# TESTO FORNITO

Notizia »

Ricordare la Benedicta...

Domenica, tra i boschi di Capanne di Marcarolo, nel territorio di Bosio...

Domenica, tra i boschi di Capanne di Marcarolo, nel territorio di Bosio, si è rinnovato il ricordo dell’eccidio della Benedicta, giunto all’82° anniversario. Una commemorazione che ha richiamato istituzioni, associazioni e cittadini attorno a uno dei luoghi più drammatici della Resistenza italiana, segnato dalla violenza nazifascista tra il 6 e l’11 aprile 1944.

# ELENCO ATTIVITÀ
- a) Quale anniversario dell'eccidio è stato ricordato, secondo la notizia sulla Benedicta?
- b) Ripeti parola per parola il brano della notizia sulla Benedicta che comincia con "Ricordare la Benedicta..." e prosegue fino a "l’11 aprile 1944.".
- c) Scrivi il seguito della notizia sulla Benedicta a partire dal punto in cui si interrompe.

# VOCI ESTRATTE
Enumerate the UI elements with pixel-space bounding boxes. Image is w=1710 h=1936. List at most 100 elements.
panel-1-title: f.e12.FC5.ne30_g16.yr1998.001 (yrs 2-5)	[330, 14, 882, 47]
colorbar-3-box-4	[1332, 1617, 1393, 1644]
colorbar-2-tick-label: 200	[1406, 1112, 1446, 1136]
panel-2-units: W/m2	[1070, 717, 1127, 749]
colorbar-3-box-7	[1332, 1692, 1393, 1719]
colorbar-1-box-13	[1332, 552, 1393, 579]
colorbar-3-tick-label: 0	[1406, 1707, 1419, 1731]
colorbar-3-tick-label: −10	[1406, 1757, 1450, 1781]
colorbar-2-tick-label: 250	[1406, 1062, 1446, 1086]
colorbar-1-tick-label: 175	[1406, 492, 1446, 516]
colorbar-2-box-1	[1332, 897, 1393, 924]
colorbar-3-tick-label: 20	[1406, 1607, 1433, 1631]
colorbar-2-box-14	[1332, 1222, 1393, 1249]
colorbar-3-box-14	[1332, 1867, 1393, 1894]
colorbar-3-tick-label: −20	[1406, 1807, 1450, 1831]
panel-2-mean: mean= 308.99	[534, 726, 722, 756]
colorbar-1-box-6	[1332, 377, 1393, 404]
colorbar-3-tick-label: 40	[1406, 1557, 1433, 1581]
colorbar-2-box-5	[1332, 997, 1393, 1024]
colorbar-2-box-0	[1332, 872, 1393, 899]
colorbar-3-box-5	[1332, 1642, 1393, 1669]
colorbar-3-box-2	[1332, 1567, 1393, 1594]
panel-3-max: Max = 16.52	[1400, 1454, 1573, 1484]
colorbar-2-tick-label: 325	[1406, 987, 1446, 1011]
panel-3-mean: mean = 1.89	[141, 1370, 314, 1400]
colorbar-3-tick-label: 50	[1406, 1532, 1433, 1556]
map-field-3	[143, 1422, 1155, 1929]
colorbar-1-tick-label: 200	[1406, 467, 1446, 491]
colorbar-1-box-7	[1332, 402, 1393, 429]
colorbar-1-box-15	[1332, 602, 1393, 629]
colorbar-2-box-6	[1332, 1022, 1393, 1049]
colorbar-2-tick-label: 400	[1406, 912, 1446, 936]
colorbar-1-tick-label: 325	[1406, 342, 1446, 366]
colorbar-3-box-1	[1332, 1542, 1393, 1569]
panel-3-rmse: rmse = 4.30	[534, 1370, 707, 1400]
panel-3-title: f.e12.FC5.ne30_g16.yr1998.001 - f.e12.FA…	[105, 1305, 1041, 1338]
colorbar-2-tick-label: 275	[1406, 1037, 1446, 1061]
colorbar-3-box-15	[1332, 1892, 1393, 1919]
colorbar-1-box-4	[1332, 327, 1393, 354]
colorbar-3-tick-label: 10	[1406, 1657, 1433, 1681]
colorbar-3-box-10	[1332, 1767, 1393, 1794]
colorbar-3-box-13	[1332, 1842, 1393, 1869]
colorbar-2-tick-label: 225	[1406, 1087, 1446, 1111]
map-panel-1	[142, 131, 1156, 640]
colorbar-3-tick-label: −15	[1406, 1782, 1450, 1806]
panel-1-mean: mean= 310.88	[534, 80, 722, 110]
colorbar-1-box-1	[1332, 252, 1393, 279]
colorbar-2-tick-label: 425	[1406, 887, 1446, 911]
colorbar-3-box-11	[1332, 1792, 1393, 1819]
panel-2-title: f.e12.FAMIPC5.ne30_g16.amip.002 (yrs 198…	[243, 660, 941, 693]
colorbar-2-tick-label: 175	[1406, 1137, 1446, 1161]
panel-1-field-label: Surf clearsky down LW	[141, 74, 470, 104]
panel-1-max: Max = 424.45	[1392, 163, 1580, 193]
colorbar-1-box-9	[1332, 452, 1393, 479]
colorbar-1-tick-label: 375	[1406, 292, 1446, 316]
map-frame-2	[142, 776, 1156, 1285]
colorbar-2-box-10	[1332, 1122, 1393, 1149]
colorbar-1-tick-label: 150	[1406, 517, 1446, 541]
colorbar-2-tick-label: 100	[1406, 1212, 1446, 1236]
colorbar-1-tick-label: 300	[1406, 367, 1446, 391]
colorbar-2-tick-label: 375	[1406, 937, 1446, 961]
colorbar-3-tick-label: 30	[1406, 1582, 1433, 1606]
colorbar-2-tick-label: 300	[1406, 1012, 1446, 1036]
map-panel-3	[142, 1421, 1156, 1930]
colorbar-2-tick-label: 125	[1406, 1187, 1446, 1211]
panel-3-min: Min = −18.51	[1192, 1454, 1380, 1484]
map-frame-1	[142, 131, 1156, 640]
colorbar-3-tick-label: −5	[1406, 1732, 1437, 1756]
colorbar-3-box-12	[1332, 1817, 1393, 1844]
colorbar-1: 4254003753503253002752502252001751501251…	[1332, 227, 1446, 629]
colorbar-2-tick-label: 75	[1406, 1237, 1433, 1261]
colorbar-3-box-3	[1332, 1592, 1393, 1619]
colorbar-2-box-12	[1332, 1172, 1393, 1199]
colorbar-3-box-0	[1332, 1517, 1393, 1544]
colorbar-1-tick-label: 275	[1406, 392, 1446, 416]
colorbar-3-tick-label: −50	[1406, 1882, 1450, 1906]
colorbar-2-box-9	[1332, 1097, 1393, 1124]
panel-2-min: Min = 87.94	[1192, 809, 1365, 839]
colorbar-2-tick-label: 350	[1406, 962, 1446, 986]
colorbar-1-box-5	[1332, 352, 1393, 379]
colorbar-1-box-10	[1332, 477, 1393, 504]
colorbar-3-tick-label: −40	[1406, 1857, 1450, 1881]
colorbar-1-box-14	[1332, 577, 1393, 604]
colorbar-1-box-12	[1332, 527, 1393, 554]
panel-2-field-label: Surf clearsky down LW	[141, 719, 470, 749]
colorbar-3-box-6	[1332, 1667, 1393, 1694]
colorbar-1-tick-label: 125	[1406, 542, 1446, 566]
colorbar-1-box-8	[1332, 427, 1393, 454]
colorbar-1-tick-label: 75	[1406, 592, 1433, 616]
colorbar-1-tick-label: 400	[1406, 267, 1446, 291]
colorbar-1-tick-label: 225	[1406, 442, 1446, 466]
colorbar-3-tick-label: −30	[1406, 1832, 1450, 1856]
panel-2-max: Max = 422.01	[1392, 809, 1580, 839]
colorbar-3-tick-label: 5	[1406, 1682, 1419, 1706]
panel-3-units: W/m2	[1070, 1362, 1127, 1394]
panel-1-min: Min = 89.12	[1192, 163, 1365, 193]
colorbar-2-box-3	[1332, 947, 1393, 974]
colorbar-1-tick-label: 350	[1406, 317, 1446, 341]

# RISPOSTE PER ATTIVITÀ
- a) L'82° anniversario.

- b)
Ricordare la Benedicta...

Domenica, tra i boschi di Capanne di Marcarolo, nel territorio di Bosio...

Domenica, tra i boschi di Capanne di Marcarolo, nel territorio di Bosio, si è rinnovato il ricordo dell’eccidio della Benedicta, giunto all’82° anniversario. Una commemorazione che ha richiamato istituzioni, associazioni e cittadini attorno a uno dei luoghi più drammatici della Resistenza italiana, segnato dalla violenza nazifascista tra il 6 e l’11 aprile 1944.

- c)
A causa di un ritardo dell’arcivescovo di Genova, mons. Marco Tasca, la cerimonia ha preso avvio con il saluto del sindaco di Bosio, Domenico Merlo, seguito subito dall’orazione ufficiale della sindaca di Genova, Silvia Salis. Sono poi intervenuti Daniele Borioli (Associazione Memoria della Benedicta), il sindaco di Alessandria Giorgio Abonante, il presidente della Provincia Luigi Benzi, il presidente dell’ANPI provinciale di Genova Massimo Bisca e il consigliere regionale Domenico Ravetti (Comitato regionale Resistenza e Costituzione). La celebrazione si è conclusa con la Messa presieduta da mons. Tasca.

Al centro della mattinata, le parole della sindaca Salis. “Ricordare è un atto di ribellione contro l’indifferenza. La verità non divide, fonda la democrazia”, ha detto, invitando a non temere un linguaggio chiaro. “La Benedicta” – ha sottolineato – “non è una generica pagina di dolore, ma un eccidio: un massacro in cui 75 partigiani furono fucilati sommariamente, mentre altri caddero nei combattimenti e centinaia di persone furono arrestate e deportate da militari della Guardia Nazionale Repubblicana e truppe tedesche”.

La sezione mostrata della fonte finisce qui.